### Data entries
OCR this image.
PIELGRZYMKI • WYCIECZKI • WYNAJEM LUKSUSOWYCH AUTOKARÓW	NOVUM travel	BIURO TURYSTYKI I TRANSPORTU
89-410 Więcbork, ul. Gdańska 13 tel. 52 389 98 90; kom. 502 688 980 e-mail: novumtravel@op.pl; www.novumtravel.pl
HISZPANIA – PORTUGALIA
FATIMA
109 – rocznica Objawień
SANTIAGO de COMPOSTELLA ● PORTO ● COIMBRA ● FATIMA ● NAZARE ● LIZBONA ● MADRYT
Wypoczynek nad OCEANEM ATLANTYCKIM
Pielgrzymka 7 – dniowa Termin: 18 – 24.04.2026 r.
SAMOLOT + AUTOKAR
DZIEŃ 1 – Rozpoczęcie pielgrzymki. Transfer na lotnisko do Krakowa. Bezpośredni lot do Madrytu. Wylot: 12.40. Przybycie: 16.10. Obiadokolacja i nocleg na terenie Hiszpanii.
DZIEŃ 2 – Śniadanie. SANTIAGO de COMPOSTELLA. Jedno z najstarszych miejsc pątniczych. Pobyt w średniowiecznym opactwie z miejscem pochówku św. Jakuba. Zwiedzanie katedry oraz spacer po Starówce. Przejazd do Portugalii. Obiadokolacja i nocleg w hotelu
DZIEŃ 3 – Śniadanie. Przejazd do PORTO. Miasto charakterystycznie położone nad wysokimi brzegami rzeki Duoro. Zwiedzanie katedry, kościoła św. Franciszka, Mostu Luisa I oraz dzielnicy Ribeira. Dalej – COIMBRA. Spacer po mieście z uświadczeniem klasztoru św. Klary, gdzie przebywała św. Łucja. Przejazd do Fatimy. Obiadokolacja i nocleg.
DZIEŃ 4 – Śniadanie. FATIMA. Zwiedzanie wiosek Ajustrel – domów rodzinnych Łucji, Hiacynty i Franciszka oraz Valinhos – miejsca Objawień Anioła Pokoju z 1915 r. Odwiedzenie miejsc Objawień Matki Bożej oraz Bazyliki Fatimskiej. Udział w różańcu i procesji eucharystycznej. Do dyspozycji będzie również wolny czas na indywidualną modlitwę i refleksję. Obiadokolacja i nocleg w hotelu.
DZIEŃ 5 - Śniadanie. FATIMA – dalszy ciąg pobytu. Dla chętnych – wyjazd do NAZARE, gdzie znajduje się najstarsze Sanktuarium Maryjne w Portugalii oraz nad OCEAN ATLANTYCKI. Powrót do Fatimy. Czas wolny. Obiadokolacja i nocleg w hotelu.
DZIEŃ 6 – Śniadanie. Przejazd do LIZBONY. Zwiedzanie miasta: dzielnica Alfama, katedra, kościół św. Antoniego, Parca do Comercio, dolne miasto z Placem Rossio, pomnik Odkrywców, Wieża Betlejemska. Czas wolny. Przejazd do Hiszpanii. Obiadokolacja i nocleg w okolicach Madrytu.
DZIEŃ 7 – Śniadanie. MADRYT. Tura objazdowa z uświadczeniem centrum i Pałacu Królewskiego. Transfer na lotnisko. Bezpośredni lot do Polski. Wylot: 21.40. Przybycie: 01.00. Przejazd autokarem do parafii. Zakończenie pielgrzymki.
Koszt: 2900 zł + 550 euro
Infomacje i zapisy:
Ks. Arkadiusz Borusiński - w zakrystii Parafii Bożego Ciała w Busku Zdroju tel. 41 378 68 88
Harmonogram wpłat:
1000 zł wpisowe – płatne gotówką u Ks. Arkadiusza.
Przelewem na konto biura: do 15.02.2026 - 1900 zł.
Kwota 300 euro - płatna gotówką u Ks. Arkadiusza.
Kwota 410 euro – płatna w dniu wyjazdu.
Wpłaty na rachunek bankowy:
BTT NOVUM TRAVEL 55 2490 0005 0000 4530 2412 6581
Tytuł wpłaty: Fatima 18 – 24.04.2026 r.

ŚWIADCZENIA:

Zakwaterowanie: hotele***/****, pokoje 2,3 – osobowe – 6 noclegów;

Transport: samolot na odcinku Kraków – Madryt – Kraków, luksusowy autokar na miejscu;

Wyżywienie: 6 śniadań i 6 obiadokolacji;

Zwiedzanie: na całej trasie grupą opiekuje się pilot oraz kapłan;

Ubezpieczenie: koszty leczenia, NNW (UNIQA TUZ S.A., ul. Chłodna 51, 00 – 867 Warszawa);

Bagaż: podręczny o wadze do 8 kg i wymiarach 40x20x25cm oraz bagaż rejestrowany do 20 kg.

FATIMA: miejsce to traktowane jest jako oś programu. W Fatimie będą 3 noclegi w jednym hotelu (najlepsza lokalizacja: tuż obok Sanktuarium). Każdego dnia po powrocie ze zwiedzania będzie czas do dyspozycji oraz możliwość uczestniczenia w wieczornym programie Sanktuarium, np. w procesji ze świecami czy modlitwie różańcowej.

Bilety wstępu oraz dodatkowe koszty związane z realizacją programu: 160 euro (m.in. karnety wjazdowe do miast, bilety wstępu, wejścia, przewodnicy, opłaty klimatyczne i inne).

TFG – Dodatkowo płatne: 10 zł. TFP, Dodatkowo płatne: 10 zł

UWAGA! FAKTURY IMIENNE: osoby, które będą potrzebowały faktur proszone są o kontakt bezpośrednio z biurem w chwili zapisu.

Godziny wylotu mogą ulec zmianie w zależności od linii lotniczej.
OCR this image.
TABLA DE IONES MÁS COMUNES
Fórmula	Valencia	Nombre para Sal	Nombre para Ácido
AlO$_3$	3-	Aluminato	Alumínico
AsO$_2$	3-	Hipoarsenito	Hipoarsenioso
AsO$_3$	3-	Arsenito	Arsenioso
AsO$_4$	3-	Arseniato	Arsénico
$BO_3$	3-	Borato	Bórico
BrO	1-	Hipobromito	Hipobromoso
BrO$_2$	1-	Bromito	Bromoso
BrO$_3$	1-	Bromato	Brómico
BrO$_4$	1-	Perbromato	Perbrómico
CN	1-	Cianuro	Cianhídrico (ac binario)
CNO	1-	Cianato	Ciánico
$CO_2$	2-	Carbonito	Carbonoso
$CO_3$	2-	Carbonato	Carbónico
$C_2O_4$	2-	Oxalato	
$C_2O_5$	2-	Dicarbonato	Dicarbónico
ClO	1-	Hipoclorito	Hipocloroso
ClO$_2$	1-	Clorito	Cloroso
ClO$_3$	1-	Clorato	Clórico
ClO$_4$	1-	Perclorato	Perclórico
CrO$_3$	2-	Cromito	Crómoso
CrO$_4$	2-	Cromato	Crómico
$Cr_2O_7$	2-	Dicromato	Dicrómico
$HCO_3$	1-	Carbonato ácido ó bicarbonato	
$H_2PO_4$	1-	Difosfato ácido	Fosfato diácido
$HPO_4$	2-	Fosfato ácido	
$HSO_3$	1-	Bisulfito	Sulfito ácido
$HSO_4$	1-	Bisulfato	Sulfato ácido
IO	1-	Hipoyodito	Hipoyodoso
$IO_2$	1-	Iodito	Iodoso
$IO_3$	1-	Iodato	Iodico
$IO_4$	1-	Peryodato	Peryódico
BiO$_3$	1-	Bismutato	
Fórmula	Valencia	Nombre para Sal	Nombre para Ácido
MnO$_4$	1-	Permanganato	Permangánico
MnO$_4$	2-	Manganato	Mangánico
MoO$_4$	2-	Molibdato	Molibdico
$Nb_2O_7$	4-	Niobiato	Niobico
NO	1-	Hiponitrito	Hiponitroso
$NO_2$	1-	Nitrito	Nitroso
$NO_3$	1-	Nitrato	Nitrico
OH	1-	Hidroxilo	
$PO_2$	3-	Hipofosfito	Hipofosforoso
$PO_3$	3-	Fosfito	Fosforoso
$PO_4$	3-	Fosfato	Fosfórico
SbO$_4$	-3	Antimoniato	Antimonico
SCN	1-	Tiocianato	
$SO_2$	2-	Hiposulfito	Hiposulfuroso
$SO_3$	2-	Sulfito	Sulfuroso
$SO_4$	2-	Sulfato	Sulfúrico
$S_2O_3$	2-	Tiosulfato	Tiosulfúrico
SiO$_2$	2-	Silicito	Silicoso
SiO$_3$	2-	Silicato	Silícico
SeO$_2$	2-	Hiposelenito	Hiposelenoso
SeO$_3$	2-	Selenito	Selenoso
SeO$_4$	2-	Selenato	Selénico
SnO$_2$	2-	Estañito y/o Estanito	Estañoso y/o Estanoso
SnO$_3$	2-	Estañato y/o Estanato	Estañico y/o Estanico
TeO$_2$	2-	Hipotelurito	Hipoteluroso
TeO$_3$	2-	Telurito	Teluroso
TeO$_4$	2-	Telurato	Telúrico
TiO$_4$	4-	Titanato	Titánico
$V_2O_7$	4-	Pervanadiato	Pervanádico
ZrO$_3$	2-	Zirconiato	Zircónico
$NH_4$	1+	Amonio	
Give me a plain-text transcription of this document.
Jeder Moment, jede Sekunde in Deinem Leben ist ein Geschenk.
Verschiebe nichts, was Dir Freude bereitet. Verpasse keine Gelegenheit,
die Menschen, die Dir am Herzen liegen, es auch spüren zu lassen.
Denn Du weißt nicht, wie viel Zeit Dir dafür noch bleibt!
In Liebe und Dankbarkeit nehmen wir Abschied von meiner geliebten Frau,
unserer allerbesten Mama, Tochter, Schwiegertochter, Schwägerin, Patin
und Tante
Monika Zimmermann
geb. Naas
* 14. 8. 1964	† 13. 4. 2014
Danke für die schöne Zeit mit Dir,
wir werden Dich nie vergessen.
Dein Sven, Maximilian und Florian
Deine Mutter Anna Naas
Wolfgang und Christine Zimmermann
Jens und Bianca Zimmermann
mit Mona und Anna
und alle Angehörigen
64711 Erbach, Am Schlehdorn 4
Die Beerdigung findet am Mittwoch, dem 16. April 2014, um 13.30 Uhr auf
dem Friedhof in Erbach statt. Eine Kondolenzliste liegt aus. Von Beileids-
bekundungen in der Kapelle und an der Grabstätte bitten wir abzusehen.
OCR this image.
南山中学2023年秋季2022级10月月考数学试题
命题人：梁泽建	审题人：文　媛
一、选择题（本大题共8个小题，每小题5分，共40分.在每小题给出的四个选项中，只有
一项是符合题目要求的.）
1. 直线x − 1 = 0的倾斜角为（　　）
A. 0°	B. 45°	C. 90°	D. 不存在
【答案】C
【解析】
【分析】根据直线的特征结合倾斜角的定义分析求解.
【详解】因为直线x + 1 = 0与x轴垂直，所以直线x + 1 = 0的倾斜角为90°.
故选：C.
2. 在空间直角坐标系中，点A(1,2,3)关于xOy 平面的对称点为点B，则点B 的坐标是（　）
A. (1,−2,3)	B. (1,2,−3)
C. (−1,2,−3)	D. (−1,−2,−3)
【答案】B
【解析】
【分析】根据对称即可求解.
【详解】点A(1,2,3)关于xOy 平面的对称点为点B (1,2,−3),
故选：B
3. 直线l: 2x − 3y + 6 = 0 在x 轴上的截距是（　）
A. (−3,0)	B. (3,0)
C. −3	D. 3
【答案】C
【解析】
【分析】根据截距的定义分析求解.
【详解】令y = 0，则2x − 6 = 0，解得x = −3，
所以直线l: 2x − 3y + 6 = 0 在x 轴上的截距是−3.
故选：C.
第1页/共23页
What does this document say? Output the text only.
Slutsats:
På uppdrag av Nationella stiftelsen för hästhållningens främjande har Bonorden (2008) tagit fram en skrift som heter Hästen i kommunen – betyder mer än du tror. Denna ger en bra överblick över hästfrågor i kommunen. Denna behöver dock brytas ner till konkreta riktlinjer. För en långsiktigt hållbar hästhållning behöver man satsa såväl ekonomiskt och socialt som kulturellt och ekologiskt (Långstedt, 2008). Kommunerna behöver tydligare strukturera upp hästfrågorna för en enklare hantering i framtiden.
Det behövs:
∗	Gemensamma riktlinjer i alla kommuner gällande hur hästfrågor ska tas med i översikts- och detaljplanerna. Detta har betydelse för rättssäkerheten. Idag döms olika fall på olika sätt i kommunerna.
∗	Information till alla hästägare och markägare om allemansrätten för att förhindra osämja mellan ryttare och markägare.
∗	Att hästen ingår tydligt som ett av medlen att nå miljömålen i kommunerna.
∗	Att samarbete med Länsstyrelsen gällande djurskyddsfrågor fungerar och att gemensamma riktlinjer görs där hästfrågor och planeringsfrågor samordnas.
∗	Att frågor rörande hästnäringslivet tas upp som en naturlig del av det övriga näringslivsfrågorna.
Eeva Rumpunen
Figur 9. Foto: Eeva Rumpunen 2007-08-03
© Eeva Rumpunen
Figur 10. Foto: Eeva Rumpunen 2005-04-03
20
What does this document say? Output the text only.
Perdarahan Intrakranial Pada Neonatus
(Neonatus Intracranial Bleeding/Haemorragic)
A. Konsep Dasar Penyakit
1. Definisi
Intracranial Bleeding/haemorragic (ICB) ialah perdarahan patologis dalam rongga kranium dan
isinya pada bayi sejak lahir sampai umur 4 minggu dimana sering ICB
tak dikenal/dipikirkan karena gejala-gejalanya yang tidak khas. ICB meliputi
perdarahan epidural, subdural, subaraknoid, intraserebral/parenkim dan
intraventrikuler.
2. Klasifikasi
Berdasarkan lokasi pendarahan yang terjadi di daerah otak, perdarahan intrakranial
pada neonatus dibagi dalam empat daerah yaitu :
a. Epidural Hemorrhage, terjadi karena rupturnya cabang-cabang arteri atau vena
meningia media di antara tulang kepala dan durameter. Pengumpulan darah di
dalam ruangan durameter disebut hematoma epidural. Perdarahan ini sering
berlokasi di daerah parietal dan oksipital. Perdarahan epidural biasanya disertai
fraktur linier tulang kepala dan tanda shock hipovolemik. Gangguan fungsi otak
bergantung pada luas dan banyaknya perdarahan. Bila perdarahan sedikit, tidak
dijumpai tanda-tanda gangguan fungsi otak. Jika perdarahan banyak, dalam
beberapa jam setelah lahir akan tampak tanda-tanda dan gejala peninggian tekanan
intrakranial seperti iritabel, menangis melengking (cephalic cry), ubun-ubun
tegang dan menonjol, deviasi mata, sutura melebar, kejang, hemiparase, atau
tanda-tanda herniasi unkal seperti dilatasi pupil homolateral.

### YOUR OBJECTIVE
Gather from the data above every line with the string "Bleeding".

### RESPONSE TO THIS TASK
(Neonatus Intracranial Bleeding/Haemorragic)
Intracranial Bleeding/haemorragic (ICB) ialah perdarahan patologis dalam rongga kranium dan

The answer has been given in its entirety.